#### GIVEN PROBLEM
List all lines of the data that include the string "square".

--- Start of RECORDS FOR THE EXERCISE ---

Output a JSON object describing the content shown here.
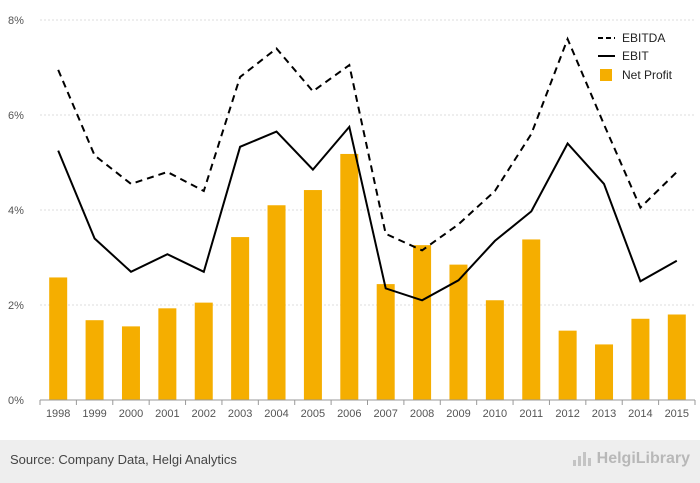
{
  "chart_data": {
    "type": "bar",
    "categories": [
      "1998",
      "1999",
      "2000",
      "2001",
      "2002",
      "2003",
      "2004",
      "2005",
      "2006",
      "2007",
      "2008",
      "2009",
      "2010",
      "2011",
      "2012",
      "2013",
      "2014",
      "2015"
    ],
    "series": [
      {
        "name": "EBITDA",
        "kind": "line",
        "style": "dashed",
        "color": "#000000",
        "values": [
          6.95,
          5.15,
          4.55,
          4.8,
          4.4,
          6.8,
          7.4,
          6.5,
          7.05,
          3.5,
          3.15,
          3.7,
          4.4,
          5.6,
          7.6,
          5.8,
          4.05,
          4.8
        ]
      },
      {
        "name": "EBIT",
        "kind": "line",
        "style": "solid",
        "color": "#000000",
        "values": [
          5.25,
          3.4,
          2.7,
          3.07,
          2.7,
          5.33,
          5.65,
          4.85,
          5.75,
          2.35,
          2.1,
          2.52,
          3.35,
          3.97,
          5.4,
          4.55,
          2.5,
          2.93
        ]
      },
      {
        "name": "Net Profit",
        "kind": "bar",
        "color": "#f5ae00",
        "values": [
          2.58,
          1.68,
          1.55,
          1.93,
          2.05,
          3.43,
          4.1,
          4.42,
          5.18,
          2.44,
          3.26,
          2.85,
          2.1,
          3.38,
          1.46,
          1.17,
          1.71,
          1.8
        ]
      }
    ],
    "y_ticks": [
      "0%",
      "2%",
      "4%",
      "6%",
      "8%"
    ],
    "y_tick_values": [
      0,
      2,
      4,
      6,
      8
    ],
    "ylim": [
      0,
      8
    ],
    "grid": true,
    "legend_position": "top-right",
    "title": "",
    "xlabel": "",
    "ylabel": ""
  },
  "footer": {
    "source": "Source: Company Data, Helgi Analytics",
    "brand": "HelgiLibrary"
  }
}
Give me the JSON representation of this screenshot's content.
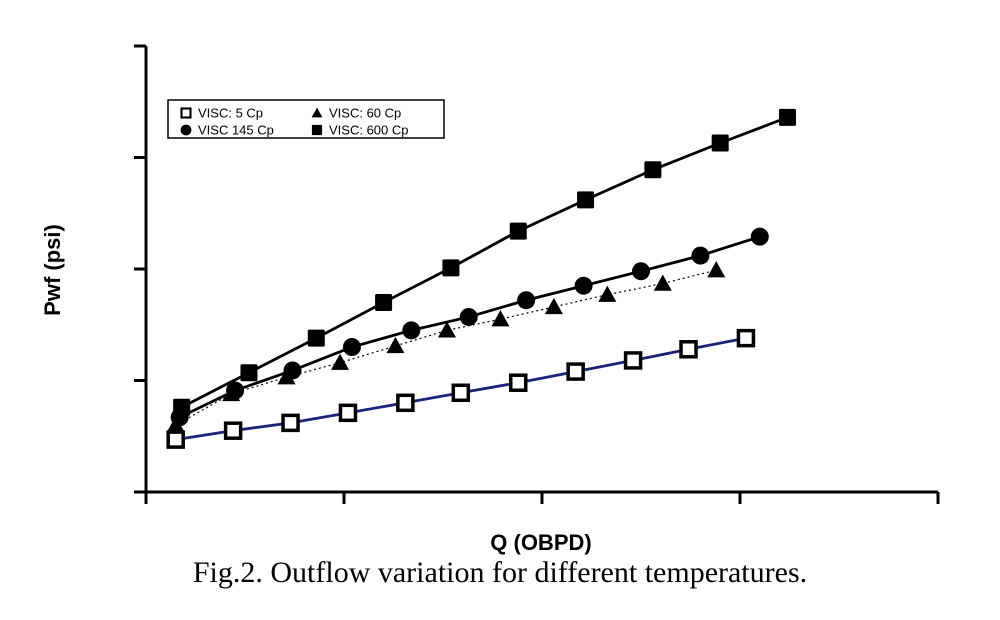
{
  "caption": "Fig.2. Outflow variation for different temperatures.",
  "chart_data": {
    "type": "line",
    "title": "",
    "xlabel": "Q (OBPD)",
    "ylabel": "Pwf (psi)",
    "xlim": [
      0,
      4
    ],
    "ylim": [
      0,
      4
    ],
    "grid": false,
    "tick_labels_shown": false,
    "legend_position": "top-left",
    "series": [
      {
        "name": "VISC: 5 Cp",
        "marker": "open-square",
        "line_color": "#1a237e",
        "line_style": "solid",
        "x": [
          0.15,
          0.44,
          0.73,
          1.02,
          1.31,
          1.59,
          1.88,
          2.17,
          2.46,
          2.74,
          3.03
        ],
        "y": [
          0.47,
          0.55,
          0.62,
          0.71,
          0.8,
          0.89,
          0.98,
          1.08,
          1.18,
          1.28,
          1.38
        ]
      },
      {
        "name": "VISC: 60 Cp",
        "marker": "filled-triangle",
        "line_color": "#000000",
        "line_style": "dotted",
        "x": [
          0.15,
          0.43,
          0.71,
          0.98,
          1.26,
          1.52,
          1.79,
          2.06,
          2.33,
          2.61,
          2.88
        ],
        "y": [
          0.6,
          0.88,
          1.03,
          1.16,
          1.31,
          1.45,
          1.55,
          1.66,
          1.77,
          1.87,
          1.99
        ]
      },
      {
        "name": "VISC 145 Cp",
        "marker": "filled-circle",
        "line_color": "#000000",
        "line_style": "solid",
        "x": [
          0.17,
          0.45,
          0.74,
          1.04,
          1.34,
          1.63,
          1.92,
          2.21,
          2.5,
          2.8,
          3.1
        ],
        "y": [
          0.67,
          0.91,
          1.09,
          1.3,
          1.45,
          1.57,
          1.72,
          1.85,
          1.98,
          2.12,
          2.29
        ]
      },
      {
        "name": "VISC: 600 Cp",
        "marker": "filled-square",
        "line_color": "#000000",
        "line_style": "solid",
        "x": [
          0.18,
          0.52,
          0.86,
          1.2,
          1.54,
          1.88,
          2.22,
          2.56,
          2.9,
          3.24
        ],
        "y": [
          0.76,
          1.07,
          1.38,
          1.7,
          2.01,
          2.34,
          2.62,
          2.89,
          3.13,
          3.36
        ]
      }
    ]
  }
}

--- End of RECORDS FOR THE EXERCISE ---

#### EXERCISE RESPONSE
        "marker": "open-square",
        "marker": "filled-square",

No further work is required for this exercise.